* **Questions**:
(1) According to the consultative selling text, what does the sales representative become in a consultative selling model?
(2) Write out the part of the consultative selling text starting at "A company must" and ending at "them feel valuable.".
(3) Carry the consultative selling text forward from where it stops.

A company must be genuinely motivated to help customers for it to be most effective. Consultative selling involves being engaged in constant and informative communication with customers in order to have a feel for their needs so suitable answers can be provided to them. In a consultative selling model, the sales representative becomes a consultant. The point in this approach is to deliver solutions.
Most companies are still deeply ingrained in the approach of convincing customers that the products they sell are the best for everyone. Niche’ marketing to smaller, more tailored groups has helped change this. When customer needs are not really examined, people can be turned off by the offer because they don’t hear anything that really helps them or makes them feel valuable.
For example, an automobile sales agent is offering the latest model of a vehicle to a young couple with two small children. In the old approach, the sales agent is expected to peddle the amazing new features of the car. He tells them that it has four-wheel drive, it is capable of reaching speeds as high as 100 miles per hour, it has leather interior and a sunroof, etc.
This approach clearly disregards the customers’ needs, which is why the couple is there to begin with. Consultative selling does exactly the opposite. Instead of showcasing the benefits of the new model, the sales person talks to the couple about what they need in a new car and advises them on what type of car has those features. Additionally, the agent offers ideas they might not have considered because she has researched, or been educated in, what a family vehicle should offer. She’s likely to point out safety features, including side airbags, the ability to clean the car or get car seats in and out.
Additionally, because they are young and gas prices are so high, she will try to find a car for them with great gas mileage, even if this means something smaller (and a smaller commission) than a minivan or SUV. This is true in wireless service sales, Saas sales, IoT sales, and really any B2B sales environment. In consultative selling the sales representative is as concerned about getting a right fit for the customer as the size of their commission. Why? Because there are advantages in doing so.

[Page segmentation data]

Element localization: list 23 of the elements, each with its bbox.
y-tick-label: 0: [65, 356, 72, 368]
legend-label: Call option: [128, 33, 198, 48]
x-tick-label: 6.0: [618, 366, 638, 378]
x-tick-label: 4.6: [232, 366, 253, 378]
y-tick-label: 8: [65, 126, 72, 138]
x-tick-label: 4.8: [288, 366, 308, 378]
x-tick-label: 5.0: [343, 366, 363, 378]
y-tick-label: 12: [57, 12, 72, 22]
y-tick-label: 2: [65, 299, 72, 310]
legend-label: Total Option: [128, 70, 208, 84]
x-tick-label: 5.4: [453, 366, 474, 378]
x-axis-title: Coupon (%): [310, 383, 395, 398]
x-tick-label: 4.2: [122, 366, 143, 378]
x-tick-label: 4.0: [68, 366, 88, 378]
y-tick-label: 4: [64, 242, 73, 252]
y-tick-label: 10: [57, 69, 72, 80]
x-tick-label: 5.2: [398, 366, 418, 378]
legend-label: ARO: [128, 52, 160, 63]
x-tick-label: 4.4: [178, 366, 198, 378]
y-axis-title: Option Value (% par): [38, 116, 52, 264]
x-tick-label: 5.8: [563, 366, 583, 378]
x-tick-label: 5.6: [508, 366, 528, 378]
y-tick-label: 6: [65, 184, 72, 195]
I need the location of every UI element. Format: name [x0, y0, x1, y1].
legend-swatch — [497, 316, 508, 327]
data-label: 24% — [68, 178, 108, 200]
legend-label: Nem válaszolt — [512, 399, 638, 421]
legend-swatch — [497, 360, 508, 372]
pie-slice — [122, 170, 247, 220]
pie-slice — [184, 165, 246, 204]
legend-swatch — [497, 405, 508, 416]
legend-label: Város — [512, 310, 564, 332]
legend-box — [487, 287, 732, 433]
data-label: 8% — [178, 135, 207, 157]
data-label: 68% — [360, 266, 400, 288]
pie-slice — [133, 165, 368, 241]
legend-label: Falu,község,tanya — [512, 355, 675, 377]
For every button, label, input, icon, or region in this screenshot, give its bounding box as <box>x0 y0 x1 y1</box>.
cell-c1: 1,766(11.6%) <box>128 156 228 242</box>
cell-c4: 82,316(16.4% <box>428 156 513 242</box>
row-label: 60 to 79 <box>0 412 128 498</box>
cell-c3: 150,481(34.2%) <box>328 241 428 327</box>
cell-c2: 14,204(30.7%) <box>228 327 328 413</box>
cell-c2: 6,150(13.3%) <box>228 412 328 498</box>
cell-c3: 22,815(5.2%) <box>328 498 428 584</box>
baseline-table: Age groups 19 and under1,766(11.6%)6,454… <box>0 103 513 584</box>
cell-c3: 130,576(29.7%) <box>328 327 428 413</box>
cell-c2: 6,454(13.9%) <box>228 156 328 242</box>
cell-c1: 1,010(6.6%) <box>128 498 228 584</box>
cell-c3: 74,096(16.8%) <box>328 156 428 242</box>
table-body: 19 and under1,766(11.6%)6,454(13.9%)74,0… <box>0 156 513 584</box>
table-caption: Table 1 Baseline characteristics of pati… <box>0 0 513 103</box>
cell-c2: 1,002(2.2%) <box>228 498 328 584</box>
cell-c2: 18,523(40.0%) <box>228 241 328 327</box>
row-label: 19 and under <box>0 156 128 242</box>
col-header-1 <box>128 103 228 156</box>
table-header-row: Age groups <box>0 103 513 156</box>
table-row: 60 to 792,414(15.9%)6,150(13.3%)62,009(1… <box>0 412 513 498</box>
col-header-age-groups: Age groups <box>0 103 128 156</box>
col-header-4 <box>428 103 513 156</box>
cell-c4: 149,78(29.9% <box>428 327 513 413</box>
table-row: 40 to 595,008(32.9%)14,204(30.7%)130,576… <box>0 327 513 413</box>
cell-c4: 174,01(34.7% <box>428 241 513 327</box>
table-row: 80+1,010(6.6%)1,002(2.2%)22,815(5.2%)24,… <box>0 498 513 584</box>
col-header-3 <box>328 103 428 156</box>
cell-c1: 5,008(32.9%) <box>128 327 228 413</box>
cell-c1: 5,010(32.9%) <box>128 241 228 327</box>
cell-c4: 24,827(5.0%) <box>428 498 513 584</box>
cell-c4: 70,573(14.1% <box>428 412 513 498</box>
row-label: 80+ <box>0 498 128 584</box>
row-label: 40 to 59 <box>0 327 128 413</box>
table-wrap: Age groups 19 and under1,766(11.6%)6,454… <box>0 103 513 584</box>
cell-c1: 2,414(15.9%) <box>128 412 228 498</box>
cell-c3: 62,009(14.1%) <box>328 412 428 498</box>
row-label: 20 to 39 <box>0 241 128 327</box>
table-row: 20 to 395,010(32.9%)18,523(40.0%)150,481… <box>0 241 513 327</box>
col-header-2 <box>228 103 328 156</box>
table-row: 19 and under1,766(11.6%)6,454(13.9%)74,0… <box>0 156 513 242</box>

* **Replies**:
(1) A consultant.

(2)
A company must be genuinely motivated to help customers for it to be most effective. Consultative selling involves being engaged in constant and informative communication with customers in order to have a feel for their needs so suitable answers can be provided to them. In a consultative selling model, the sales representative becomes a consultant. The point in this approach is to deliver solutions.
Most companies are still deeply ingrained in the approach of convincing customers that the products they sell are the best for everyone. Niche’ marketing to smaller, more tailored groups has helped change this. When customer needs are not really examined, people can be turned off by the offer because they don’t hear anything that really helps them or makes them feel valuable.

(3)
Advantages of Consultative Selling

Consultative selling is part of the newer trend towards business ethics and really serving a customer or business partner. Do a Google search on “compassion and business” and there are many sites, articles, books and blogs on the topic. Tim Sander’s Love is the Killer App is a great book about compassion and business. In it he says “Those of us who use love as a point of differentiation in business will separate ourselves from our competitors just as world-class distance runners separate themselves from the rest of the pack trailing behind them.”
People sense real caring and customers are people. Like most of us they sense the false and gravitate towards the genuine. Thus, if a sales agent (and the company) operates out of real concern for the customer, they may lose sales here and there because the true genuine fit for the customer wasn’t there, but they will gain overall.

Practicing Successful Consultative Selling

When a company starts to integrate consultative selling into their sales model, the first thing to remember is service of the customer. This involves advising, problem-solving and letting the sale go if it isn’t appropriate. It is not about just selling products. Scratch that old mentality!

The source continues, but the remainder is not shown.